What you are asked to do. Type out the data exactly as given. Skip any image.

Data section.
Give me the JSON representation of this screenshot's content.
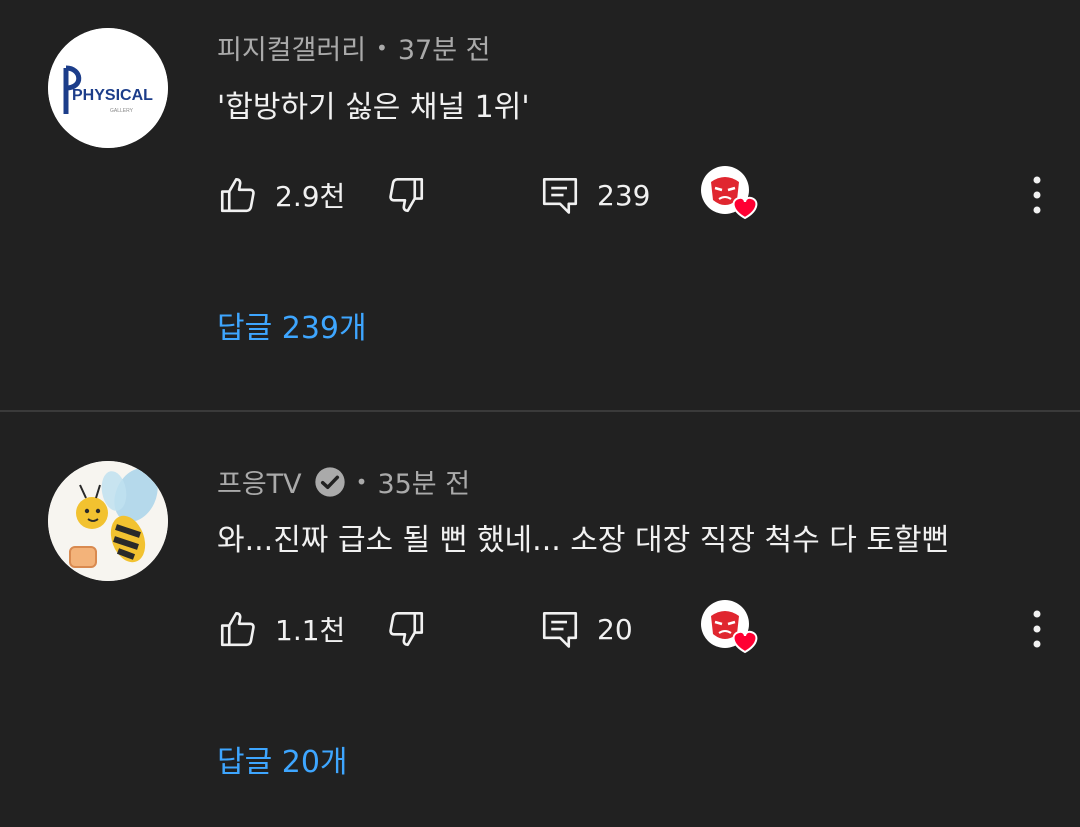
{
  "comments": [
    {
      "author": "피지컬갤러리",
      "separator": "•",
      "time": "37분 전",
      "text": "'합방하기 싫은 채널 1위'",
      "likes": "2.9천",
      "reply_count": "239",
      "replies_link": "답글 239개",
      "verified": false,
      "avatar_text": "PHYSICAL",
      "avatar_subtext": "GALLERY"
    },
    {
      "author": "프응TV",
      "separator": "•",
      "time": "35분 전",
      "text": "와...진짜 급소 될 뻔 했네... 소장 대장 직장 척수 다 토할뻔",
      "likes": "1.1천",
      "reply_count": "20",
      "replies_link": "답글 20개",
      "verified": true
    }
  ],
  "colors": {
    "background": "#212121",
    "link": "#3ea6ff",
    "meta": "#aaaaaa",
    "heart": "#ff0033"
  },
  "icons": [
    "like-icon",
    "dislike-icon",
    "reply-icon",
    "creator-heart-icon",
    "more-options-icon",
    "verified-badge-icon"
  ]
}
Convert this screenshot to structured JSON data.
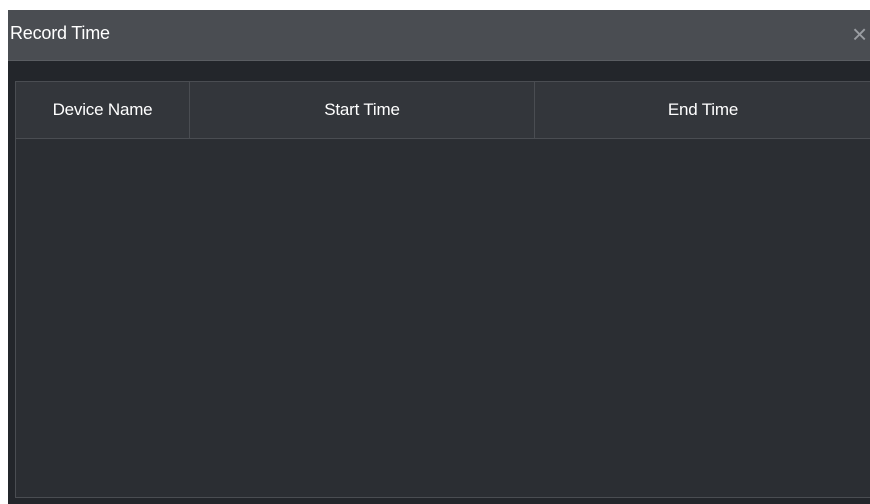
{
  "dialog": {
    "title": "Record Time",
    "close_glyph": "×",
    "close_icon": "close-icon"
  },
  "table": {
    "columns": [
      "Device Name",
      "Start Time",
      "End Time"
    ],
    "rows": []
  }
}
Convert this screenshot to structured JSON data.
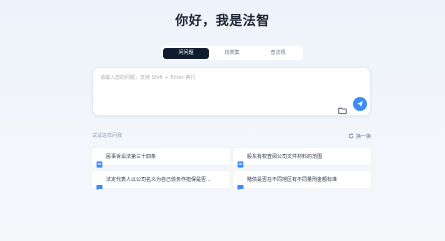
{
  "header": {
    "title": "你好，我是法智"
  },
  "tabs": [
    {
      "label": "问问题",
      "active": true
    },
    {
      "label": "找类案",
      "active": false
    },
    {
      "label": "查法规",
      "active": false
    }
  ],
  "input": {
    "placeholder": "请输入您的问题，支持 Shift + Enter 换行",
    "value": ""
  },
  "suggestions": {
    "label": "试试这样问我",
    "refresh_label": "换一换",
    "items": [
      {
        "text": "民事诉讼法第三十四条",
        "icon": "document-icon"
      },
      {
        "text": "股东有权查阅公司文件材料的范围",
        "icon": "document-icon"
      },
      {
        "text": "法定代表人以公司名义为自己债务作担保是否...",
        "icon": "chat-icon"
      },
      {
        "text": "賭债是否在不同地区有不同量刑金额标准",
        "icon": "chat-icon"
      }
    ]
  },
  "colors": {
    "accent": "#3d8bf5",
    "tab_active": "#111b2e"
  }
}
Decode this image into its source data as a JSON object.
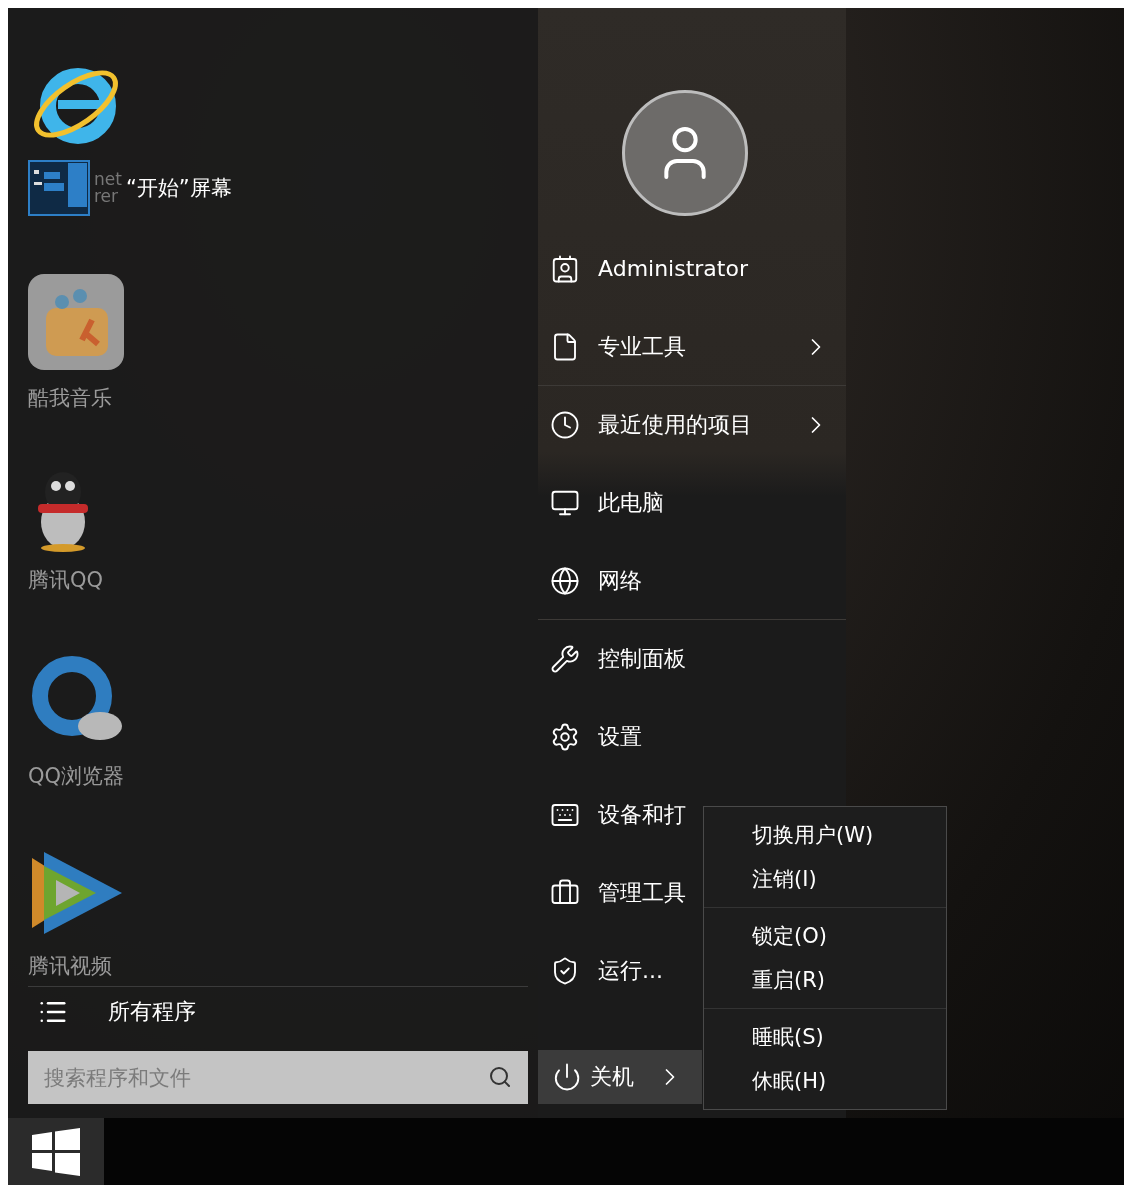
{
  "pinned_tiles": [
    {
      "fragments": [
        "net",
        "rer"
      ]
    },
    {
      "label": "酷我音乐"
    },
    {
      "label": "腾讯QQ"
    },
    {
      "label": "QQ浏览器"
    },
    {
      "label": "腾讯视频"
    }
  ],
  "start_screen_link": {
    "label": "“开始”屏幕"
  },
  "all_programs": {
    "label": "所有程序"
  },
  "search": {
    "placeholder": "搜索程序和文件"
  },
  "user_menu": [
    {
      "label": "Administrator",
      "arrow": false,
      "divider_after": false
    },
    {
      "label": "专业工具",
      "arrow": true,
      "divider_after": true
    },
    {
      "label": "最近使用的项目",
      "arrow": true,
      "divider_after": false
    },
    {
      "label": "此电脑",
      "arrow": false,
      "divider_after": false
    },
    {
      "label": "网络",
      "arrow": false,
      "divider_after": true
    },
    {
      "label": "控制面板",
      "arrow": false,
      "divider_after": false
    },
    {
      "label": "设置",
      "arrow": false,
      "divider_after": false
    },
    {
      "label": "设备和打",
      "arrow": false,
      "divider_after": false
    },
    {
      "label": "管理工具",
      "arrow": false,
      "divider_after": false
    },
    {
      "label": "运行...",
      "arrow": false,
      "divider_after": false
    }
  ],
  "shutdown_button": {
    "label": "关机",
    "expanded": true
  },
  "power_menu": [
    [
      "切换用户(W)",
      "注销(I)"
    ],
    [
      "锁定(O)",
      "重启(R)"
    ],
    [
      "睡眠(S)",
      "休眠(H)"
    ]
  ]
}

Response for this exercise.
Give me the JSON representation of this screenshot's content.
{
  "comments": [
    {
      "author": "피지컬갤러리",
      "separator": "•",
      "time": "37분 전",
      "text": "'합방하기 싫은 채널 1위'",
      "likes": "2.9천",
      "reply_count": "239",
      "replies_link": "답글 239개",
      "verified": false,
      "avatar_text": "PHYSICAL",
      "avatar_subtext": "GALLERY"
    },
    {
      "author": "프응TV",
      "separator": "•",
      "time": "35분 전",
      "text": "와...진짜 급소 될 뻔 했네... 소장 대장 직장 척수 다 토할뻔",
      "likes": "1.1천",
      "reply_count": "20",
      "replies_link": "답글 20개",
      "verified": true
    }
  ],
  "colors": {
    "background": "#212121",
    "link": "#3ea6ff",
    "meta": "#aaaaaa",
    "heart": "#ff0033"
  },
  "icons": [
    "like-icon",
    "dislike-icon",
    "reply-icon",
    "creator-heart-icon",
    "more-options-icon",
    "verified-badge-icon"
  ]
}
Convert this screenshot to structured JSON data.
{
  "dialog": {
    "title": "Record Time",
    "close_glyph": "×",
    "close_icon": "close-icon"
  },
  "table": {
    "columns": [
      "Device Name",
      "Start Time",
      "End Time"
    ],
    "rows": []
  }
}
Convert this screenshot to structured JSON data.
{
  "header": {
    "title": "你好，我是法智"
  },
  "tabs": [
    {
      "label": "问问题",
      "active": true
    },
    {
      "label": "找类案",
      "active": false
    },
    {
      "label": "查法规",
      "active": false
    }
  ],
  "input": {
    "placeholder": "请输入您的问题，支持 Shift + Enter 换行",
    "value": ""
  },
  "suggestions": {
    "label": "试试这样问我",
    "refresh_label": "换一换",
    "items": [
      {
        "text": "民事诉讼法第三十四条",
        "icon": "document-icon"
      },
      {
        "text": "股东有权查阅公司文件材料的范围",
        "icon": "document-icon"
      },
      {
        "text": "法定代表人以公司名义为自己债务作担保是否...",
        "icon": "chat-icon"
      },
      {
        "text": "賭债是否在不同地区有不同量刑金额标准",
        "icon": "chat-icon"
      }
    ]
  },
  "colors": {
    "accent": "#3d8bf5",
    "tab_active": "#111b2e"
  }
}
Decode this image into its source data as a JSON object.
{
  "pinned_tiles": [
    {
      "fragments": [
        "net",
        "rer"
      ]
    },
    {
      "label": "酷我音乐"
    },
    {
      "label": "腾讯QQ"
    },
    {
      "label": "QQ浏览器"
    },
    {
      "label": "腾讯视频"
    }
  ],
  "start_screen_link": {
    "label": "“开始”屏幕"
  },
  "all_programs": {
    "label": "所有程序"
  },
  "search": {
    "placeholder": "搜索程序和文件"
  },
  "user_menu": [
    {
      "label": "Administrator",
      "arrow": false,
      "divider_after": false
    },
    {
      "label": "专业工具",
      "arrow": true,
      "divider_after": true
    },
    {
      "label": "最近使用的项目",
      "arrow": true,
      "divider_after": false
    },
    {
      "label": "此电脑",
      "arrow": false,
      "divider_after": false
    },
    {
      "label": "网络",
      "arrow": false,
      "divider_after": true
    },
    {
      "label": "控制面板",
      "arrow": false,
      "divider_after": false
    },
    {
      "label": "设置",
      "arrow": false,
      "divider_after": false
    },
    {
      "label": "设备和打",
      "arrow": false,
      "divider_after": false
    },
    {
      "label": "管理工具",
      "arrow": false,
      "divider_after": false
    },
    {
      "label": "运行...",
      "arrow": false,
      "divider_after": false
    }
  ],
  "shutdown_button": {
    "label": "关机",
    "expanded": true
  },
  "power_menu": [
    [
      "切换用户(W)",
      "注销(I)"
    ],
    [
      "锁定(O)",
      "重启(R)"
    ],
    [
      "睡眠(S)",
      "休眠(H)"
    ]
  ]
}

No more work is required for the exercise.